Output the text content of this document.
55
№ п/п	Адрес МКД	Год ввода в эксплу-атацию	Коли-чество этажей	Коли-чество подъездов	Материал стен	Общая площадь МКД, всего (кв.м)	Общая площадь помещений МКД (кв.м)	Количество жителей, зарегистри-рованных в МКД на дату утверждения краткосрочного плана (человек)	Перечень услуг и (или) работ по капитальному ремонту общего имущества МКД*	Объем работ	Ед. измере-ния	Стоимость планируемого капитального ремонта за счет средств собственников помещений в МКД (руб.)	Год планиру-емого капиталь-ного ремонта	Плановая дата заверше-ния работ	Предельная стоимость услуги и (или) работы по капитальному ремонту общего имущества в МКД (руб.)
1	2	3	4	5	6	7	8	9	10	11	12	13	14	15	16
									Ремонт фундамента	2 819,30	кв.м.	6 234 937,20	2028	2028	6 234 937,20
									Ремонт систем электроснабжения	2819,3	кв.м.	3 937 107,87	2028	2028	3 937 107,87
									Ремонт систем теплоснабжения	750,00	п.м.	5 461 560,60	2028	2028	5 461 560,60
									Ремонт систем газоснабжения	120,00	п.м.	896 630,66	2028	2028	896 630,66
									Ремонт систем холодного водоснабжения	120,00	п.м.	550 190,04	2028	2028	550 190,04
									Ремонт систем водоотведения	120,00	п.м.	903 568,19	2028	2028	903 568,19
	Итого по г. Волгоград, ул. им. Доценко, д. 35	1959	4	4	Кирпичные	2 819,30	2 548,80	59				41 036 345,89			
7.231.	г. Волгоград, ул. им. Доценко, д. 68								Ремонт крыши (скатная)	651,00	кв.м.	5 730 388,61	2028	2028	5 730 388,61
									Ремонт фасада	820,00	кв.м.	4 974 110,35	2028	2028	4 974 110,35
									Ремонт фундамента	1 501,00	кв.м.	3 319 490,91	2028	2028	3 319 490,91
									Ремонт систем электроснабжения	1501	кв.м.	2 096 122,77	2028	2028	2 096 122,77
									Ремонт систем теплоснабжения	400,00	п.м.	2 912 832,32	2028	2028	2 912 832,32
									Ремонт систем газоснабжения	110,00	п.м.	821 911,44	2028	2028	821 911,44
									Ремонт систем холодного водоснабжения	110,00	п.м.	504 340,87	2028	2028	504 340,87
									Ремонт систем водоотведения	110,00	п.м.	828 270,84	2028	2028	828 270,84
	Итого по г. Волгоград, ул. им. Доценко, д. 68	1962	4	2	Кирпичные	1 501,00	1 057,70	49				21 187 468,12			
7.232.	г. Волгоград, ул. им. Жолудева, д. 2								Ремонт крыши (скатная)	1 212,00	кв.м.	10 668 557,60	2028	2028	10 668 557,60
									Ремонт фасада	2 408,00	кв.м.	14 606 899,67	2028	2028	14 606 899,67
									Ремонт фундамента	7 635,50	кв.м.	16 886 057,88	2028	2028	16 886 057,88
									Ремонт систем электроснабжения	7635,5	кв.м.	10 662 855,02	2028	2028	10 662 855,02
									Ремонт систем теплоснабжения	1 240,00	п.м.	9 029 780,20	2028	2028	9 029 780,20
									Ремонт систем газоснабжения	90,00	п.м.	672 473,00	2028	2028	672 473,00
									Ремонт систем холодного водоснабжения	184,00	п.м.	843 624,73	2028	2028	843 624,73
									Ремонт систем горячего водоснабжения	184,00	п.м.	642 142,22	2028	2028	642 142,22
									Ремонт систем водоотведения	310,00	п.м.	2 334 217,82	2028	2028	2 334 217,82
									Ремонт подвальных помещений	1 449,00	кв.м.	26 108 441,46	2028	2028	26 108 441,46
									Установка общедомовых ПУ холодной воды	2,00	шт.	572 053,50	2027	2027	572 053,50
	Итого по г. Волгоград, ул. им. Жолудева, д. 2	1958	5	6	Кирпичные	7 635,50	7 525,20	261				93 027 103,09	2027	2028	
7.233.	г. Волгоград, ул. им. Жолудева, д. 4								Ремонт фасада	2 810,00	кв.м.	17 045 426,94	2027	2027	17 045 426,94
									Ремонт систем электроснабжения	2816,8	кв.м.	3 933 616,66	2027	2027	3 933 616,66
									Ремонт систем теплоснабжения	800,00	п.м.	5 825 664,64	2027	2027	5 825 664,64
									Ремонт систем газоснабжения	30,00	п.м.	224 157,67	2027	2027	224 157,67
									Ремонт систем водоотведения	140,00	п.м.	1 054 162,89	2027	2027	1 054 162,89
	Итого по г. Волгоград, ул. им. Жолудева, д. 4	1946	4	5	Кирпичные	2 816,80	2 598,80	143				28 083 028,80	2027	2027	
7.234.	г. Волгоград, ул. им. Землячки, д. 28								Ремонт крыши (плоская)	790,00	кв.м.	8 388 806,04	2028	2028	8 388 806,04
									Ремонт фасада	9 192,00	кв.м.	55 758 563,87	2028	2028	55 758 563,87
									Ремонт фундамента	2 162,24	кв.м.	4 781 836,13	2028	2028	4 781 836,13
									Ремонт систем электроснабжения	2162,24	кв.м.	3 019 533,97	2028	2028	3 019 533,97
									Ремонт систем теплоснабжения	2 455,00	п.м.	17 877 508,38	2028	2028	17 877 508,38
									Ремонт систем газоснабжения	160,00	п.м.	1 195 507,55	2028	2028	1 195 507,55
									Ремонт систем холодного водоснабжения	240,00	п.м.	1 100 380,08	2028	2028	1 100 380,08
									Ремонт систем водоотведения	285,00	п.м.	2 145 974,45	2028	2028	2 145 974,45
******
● Directions for this task:
Your task is to repeat the data exactly; please include every line.

● Full answer:
Output the text content of this document.
55
№ п/п	Адрес МКД	Год ввода в эксплу-атацию	Коли-чество этажей	Коли-чество подъездов	Материал стен	Общая площадь МКД, всего (кв.м)	Общая площадь помещений МКД (кв.м)	Количество жителей, зарегистри-рованных в МКД на дату утверждения краткосрочного плана (человек)	Перечень услуг и (или) работ по капитальному ремонту общего имущества МКД*	Объем работ	Ед. измере-ния	Стоимость планируемого капитального ремонта за счет средств собственников помещений в МКД (руб.)	Год планиру-емого капиталь-ного ремонта	Плановая дата заверше-ния работ	Предельная стоимость услуги и (или) работы по капитальному ремонту общего имущества в МКД (руб.)
1	2	3	4	5	6	7	8	9	10	11	12	13	14	15	16
									Ремонт фундамента	2 819,30	кв.м.	6 234 937,20	2028	2028	6 234 937,20
									Ремонт систем электроснабжения	2819,3	кв.м.	3 937 107,87	2028	2028	3 937 107,87
									Ремонт систем теплоснабжения	750,00	п.м.	5 461 560,60	2028	2028	5 461 560,60
									Ремонт систем газоснабжения	120,00	п.м.	896 630,66	2028	2028	896 630,66
									Ремонт систем холодного водоснабжения	120,00	п.м.	550 190,04	2028	2028	550 190,04
									Ремонт систем водоотведения	120,00	п.м.	903 568,19	2028	2028	903 568,19
	Итого по г. Волгоград, ул. им. Доценко, д. 35	1959	4	4	Кирпичные	2 819,30	2 548,80	59				41 036 345,89			
7.231.	г. Волгоград, ул. им. Доценко, д. 68								Ремонт крыши (скатная)	651,00	кв.м.	5 730 388,61	2028	2028	5 730 388,61
									Ремонт фасада	820,00	кв.м.	4 974 110,35	2028	2028	4 974 110,35
									Ремонт фундамента	1 501,00	кв.м.	3 319 490,91	2028	2028	3 319 490,91
									Ремонт систем электроснабжения	1501	кв.м.	2 096 122,77	2028	2028	2 096 122,77
									Ремонт систем теплоснабжения	400,00	п.м.	2 912 832,32	2028	2028	2 912 832,32
									Ремонт систем газоснабжения	110,00	п.м.	821 911,44	2028	2028	821 911,44
									Ремонт систем холодного водоснабжения	110,00	п.м.	504 340,87	2028	2028	504 340,87
									Ремонт систем водоотведения	110,00	п.м.	828 270,84	2028	2028	828 270,84
	Итого по г. Волгоград, ул. им. Доценко, д. 68	1962	4	2	Кирпичные	1 501,00	1 057,70	49				21 187 468,12			
7.232.	г. Волгоград, ул. им. Жолудева, д. 2								Ремонт крыши (скатная)	1 212,00	кв.м.	10 668 557,60	2028	2028	10 668 557,60
									Ремонт фасада	2 408,00	кв.м.	14 606 899,67	2028	2028	14 606 899,67
									Ремонт фундамента	7 635,50	кв.м.	16 886 057,88	2028	2028	16 886 057,88
									Ремонт систем электроснабжения	7635,5	кв.м.	10 662 855,02	2028	2028	10 662 855,02
									Ремонт систем теплоснабжения	1 240,00	п.м.	9 029 780,20	2028	2028	9 029 780,20
									Ремонт систем газоснабжения	90,00	п.м.	672 473,00	2028	2028	672 473,00
									Ремонт систем холодного водоснабжения	184,00	п.м.	843 624,73	2028	2028	843 624,73
									Ремонт систем горячего водоснабжения	184,00	п.м.	642 142,22	2028	2028	642 142,22
									Ремонт систем водоотведения	310,00	п.м.	2 334 217,82	2028	2028	2 334 217,82
									Ремонт подвальных помещений	1 449,00	кв.м.	26 108 441,46	2028	2028	26 108 441,46
									Установка общедомовых ПУ холодной воды	2,00	шт.	572 053,50	2027	2027	572 053,50
	Итого по г. Волгоград, ул. им. Жолудева, д. 2	1958	5	6	Кирпичные	7 635,50	7 525,20	261				93 027 103,09	2027	2028	
7.233.	г. Волгоград, ул. им. Жолудева, д. 4								Ремонт фасада	2 810,00	кв.м.	17 045 426,94	2027	2027	17 045 426,94
									Ремонт систем электроснабжения	2816,8	кв.м.	3 933 616,66	2027	2027	3 933 616,66
									Ремонт систем теплоснабжения	800,00	п.м.	5 825 664,64	2027	2027	5 825 664,64
									Ремонт систем газоснабжения	30,00	п.м.	224 157,67	2027	2027	224 157,67
									Ремонт систем водоотведения	140,00	п.м.	1 054 162,89	2027	2027	1 054 162,89
	Итого по г. Волгоград, ул. им. Жолудева, д. 4	1946	4	5	Кирпичные	2 816,80	2 598,80	143				28 083 028,80	2027	2027	
7.234.	г. Волгоград, ул. им. Землячки, д. 28								Ремонт крыши (плоская)	790,00	кв.м.	8 388 806,04	2028	2028	8 388 806,04
									Ремонт фасада	9 192,00	кв.м.	55 758 563,87	2028	2028	55 758 563,87
									Ремонт фундамента	2 162,24	кв.м.	4 781 836,13	2028	2028	4 781 836,13
									Ремонт систем электроснабжения	2162,24	кв.м.	3 019 533,97	2028	2028	3 019 533,97
									Ремонт систем теплоснабжения	2 455,00	п.м.	17 877 508,38	2028	2028	17 877 508,38
									Ремонт систем газоснабжения	160,00	п.м.	1 195 507,55	2028	2028	1 195 507,55
									Ремонт систем холодного водоснабжения	240,00	п.м.	1 100 380,08	2028	2028	1 100 380,08
									Ремонт систем водоотведения	285,00	п.м.	2 145 974,45	2028	2028	2 145 974,45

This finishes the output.